▶ **Record set**:

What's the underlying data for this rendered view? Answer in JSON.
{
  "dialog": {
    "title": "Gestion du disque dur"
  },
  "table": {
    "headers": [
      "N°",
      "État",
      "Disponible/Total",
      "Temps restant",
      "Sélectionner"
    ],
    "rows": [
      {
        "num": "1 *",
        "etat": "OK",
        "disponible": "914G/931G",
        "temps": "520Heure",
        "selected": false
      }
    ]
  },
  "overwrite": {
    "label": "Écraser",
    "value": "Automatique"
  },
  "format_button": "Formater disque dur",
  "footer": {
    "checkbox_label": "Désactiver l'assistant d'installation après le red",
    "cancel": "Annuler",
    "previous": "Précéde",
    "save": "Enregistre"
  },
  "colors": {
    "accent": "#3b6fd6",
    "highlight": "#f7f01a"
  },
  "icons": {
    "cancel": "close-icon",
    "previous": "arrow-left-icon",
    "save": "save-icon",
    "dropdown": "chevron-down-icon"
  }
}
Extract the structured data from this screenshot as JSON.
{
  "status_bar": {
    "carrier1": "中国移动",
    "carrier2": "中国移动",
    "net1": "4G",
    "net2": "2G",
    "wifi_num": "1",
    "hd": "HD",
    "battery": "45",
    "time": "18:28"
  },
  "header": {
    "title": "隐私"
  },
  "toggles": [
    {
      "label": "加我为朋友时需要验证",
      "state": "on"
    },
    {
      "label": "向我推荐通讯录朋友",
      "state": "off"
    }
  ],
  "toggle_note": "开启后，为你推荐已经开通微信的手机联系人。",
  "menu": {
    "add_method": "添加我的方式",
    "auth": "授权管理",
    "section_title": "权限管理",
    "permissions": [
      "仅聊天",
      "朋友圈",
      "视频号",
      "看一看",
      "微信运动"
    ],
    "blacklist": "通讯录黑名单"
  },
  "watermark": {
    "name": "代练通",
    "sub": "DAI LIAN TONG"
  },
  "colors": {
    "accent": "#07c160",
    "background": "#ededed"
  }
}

▶ **Problem details**: Locate the word "disque" in the records above, and return each line that has it.

▶ **Exercise response**:
    "title": "Gestion du disque dur"
  "format_button": "Formater disque dur",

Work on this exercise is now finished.